Scan the data below and pick out the lines containing the word "النشاط".

------------------------------

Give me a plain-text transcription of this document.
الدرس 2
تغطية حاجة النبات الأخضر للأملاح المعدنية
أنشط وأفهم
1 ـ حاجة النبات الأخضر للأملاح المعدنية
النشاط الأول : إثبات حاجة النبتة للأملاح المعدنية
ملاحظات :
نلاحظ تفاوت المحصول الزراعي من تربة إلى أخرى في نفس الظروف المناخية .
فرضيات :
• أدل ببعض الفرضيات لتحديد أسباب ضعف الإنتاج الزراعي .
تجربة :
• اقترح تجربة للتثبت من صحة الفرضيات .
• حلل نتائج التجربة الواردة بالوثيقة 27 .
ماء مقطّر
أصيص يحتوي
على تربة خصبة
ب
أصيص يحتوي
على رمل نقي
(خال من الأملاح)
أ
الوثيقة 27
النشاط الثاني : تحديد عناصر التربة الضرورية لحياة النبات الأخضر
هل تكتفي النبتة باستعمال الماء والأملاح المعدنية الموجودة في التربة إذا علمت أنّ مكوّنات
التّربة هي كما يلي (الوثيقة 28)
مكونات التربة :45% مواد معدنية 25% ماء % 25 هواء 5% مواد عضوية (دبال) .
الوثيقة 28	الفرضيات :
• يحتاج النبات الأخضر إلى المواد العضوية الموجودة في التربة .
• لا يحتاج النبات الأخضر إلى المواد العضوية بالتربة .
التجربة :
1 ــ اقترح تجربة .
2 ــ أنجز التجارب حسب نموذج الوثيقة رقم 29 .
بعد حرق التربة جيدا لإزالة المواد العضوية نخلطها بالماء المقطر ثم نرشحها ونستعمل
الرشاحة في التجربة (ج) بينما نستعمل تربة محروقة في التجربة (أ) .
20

------------------------------

■ Exercise solution:
النشاط الأول : إثبات حاجة النبتة للأملاح المعدنية
النشاط الثاني : تحديد عناصر التربة الضرورية لحياة النبات الأخضر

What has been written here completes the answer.